DIRECTIONS FOR THIS TASK: Repeat the lines that follow, leaving nothing out.

SUPPLIED INFORMATION:
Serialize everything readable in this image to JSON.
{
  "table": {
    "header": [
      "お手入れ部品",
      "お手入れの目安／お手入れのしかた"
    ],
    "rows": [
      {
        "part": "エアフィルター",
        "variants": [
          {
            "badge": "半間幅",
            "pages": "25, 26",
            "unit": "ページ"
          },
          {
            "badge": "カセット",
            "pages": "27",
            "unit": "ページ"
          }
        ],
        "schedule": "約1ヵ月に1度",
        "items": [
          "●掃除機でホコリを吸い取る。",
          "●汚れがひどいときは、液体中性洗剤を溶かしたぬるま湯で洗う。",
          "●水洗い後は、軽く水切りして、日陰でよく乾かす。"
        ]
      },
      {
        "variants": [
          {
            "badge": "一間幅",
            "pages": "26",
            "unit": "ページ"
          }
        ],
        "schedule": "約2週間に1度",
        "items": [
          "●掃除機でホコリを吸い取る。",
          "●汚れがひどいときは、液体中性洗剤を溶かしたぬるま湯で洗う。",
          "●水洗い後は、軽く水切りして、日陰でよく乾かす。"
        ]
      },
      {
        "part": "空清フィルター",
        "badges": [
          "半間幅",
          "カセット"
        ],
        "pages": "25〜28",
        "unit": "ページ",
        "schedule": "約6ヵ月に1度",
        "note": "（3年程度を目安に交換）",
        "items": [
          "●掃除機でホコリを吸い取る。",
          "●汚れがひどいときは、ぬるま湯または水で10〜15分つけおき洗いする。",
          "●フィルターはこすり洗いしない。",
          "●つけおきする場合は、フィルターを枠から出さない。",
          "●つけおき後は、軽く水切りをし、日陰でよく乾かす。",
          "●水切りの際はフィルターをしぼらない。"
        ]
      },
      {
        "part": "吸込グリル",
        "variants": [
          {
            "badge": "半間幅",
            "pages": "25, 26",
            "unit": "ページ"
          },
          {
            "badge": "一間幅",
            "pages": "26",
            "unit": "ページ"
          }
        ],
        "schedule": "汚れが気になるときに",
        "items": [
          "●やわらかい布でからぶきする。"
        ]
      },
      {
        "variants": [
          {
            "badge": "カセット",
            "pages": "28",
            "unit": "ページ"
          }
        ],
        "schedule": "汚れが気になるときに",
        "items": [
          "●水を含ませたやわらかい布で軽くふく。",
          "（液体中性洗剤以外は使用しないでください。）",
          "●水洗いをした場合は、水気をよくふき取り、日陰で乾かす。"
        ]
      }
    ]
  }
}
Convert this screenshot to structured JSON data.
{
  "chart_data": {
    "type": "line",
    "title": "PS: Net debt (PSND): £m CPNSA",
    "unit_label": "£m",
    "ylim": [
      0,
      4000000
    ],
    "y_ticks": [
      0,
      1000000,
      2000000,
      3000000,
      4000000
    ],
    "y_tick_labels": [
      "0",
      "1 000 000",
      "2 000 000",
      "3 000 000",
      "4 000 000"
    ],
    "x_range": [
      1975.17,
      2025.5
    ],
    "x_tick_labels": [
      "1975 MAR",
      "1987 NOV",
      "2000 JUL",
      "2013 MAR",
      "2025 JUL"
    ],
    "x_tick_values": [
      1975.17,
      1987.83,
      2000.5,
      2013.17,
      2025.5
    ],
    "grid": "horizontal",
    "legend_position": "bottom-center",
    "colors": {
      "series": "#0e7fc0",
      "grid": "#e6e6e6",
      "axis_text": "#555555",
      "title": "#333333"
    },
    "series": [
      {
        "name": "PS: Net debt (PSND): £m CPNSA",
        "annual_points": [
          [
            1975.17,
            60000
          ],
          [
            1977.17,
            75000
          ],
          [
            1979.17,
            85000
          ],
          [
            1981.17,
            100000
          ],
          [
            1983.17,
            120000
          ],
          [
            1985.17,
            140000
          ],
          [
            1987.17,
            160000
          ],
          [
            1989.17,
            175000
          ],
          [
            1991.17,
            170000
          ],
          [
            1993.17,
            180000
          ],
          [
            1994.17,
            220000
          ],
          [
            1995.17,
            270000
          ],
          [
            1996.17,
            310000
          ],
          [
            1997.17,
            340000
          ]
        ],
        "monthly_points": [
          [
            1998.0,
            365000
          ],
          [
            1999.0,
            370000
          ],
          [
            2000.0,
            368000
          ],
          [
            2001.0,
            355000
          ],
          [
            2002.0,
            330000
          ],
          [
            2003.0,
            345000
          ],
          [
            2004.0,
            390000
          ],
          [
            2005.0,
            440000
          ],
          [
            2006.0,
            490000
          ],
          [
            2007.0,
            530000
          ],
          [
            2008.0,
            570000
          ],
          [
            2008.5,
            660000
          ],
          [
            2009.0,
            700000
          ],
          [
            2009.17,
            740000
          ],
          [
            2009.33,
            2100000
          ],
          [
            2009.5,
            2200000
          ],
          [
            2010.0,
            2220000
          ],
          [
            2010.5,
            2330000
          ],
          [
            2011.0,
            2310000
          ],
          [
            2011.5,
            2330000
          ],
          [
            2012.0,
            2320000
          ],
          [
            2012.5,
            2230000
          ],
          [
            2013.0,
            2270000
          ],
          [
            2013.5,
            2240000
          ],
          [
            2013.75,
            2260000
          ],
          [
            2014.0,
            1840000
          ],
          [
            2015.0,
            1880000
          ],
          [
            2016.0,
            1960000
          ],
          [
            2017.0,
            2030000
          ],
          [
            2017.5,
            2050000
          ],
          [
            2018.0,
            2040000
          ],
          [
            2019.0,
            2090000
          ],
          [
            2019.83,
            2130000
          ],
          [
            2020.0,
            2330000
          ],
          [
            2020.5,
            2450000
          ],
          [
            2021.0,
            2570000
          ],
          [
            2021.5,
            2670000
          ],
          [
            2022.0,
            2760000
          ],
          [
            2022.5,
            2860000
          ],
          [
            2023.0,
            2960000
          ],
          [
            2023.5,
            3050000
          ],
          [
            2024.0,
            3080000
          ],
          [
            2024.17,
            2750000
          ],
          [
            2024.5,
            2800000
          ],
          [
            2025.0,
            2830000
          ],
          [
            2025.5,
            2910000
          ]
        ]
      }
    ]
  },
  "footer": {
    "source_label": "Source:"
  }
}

ANSWER FOR THE TASK:
Serialize everything readable in this image to JSON.
{
  "table": {
    "header": [
      "お手入れ部品",
      "お手入れの目安／お手入れのしかた"
    ],
    "rows": [
      {
        "part": "エアフィルター",
        "variants": [
          {
            "badge": "半間幅",
            "pages": "25, 26",
            "unit": "ページ"
          },
          {
            "badge": "カセット",
            "pages": "27",
            "unit": "ページ"
          }
        ],
        "schedule": "約1ヵ月に1度",
        "items": [
          "●掃除機でホコリを吸い取る。",
          "●汚れがひどいときは、液体中性洗剤を溶かしたぬるま湯で洗う。",
          "●水洗い後は、軽く水切りして、日陰でよく乾かす。"
        ]
      },
      {
        "variants": [
          {
            "badge": "一間幅",
            "pages": "26",
            "unit": "ページ"
          }
        ],
        "schedule": "約2週間に1度",
        "items": [
          "●掃除機でホコリを吸い取る。",
          "●汚れがひどいときは、液体中性洗剤を溶かしたぬるま湯で洗う。",
          "●水洗い後は、軽く水切りして、日陰でよく乾かす。"
        ]
      },
      {
        "part": "空清フィルター",
        "badges": [
          "半間幅",
          "カセット"
        ],
        "pages": "25〜28",
        "unit": "ページ",
        "schedule": "約6ヵ月に1度",
        "note": "（3年程度を目安に交換）",
        "items": [
          "●掃除機でホコリを吸い取る。",
          "●汚れがひどいときは、ぬるま湯または水で10〜15分つけおき洗いする。",
          "●フィルターはこすり洗いしない。",
          "●つけおきする場合は、フィルターを枠から出さない。",
          "●つけおき後は、軽く水切りをし、日陰でよく乾かす。",
          "●水切りの際はフィルターをしぼらない。"
        ]
      },
      {
        "part": "吸込グリル",
        "variants": [
          {
            "badge": "半間幅",
            "pages": "25, 26",
            "unit": "ページ"
          },
          {
            "badge": "一間幅",
            "pages": "26",
            "unit": "ページ"
          }
        ],
        "schedule": "汚れが気になるときに",
        "items": [
          "●やわらかい布でからぶきする。"
        ]
      },
      {
        "variants": [
          {
            "badge": "カセット",
            "pages": "28",
            "unit": "ページ"
          }
        ],
        "schedule": "汚れが気になるときに",
        "items": [
          "●水を含ませたやわらかい布で軽くふく。",
          "（液体中性洗剤以外は使用しないでください。）",
          "●水洗いをした場合は、水気をよくふき取り、日陰で乾かす。"
        ]
      }
    ]
  }
}
Convert this screenshot to structured JSON data.
{
  "chart_data": {
    "type": "line",
    "title": "PS: Net debt (PSND): £m CPNSA",
    "unit_label": "£m",
    "ylim": [
      0,
      4000000
    ],
    "y_ticks": [
      0,
      1000000,
      2000000,
      3000000,
      4000000
    ],
    "y_tick_labels": [
      "0",
      "1 000 000",
      "2 000 000",
      "3 000 000",
      "4 000 000"
    ],
    "x_range": [
      1975.17,
      2025.5
    ],
    "x_tick_labels": [
      "1975 MAR",
      "1987 NOV",
      "2000 JUL",
      "2013 MAR",
      "2025 JUL"
    ],
    "x_tick_values": [
      1975.17,
      1987.83,
      2000.5,
      2013.17,
      2025.5
    ],
    "grid": "horizontal",
    "legend_position": "bottom-center",
    "colors": {
      "series": "#0e7fc0",
      "grid": "#e6e6e6",
      "axis_text": "#555555",
      "title": "#333333"
    },
    "series": [
      {
        "name": "PS: Net debt (PSND): £m CPNSA",
        "annual_points": [
          [
            1975.17,
            60000
          ],
          [
            1977.17,
            75000
          ],
          [
            1979.17,
            85000
          ],
          [
            1981.17,
            100000
          ],
          [
            1983.17,
            120000
          ],
          [
            1985.17,
            140000
          ],
          [
            1987.17,
            160000
          ],
          [
            1989.17,
            175000
          ],
          [
            1991.17,
            170000
          ],
          [
            1993.17,
            180000
          ],
          [
            1994.17,
            220000
          ],
          [
            1995.17,
            270000
          ],
          [
            1996.17,
            310000
          ],
          [
            1997.17,
            340000
          ]
        ],
        "monthly_points": [
          [
            1998.0,
            365000
          ],
          [
            1999.0,
            370000
          ],
          [
            2000.0,
            368000
          ],
          [
            2001.0,
            355000
          ],
          [
            2002.0,
            330000
          ],
          [
            2003.0,
            345000
          ],
          [
            2004.0,
            390000
          ],
          [
            2005.0,
            440000
          ],
          [
            2006.0,
            490000
          ],
          [
            2007.0,
            530000
          ],
          [
            2008.0,
            570000
          ],
          [
            2008.5,
            660000
          ],
          [
            2009.0,
            700000
          ],
          [
            2009.17,
            740000
          ],
          [
            2009.33,
            2100000
          ],
          [
            2009.5,
            2200000
          ],
          [
            2010.0,
            2220000
          ],
          [
            2010.5,
            2330000
          ],
          [
            2011.0,
            2310000
          ],
          [
            2011.5,
            2330000
          ],
          [
            2012.0,
            2320000
          ],
          [
            2012.5,
            2230000
          ],
          [
            2013.0,
            2270000
          ],
          [
            2013.5,
            2240000
          ],
          [
            2013.75,
            2260000
          ],
          [
            2014.0,
            1840000
          ],
          [
            2015.0,
            1880000
          ],
          [
            2016.0,
            1960000
          ],
          [
            2017.0,
            2030000
          ],
          [
            2017.5,
            2050000
          ],
          [
            2018.0,
            2040000
          ],
          [
            2019.0,
            2090000
          ],
          [
            2019.83,
            2130000
          ],
          [
            2020.0,
            2330000
          ],
          [
            2020.5,
            2450000
          ],
          [
            2021.0,
            2570000
          ],
          [
            2021.5,
            2670000
          ],
          [
            2022.0,
            2760000
          ],
          [
            2022.5,
            2860000
          ],
          [
            2023.0,
            2960000
          ],
          [
            2023.5,
            3050000
          ],
          [
            2024.0,
            3080000
          ],
          [
            2024.17,
            2750000
          ],
          [
            2024.5,
            2800000
          ],
          [
            2025.0,
            2830000
          ],
          [
            2025.5,
            2910000
          ]
        ]
      }
    ]
  },
  "footer": {
    "source_label": "Source:"
  }
}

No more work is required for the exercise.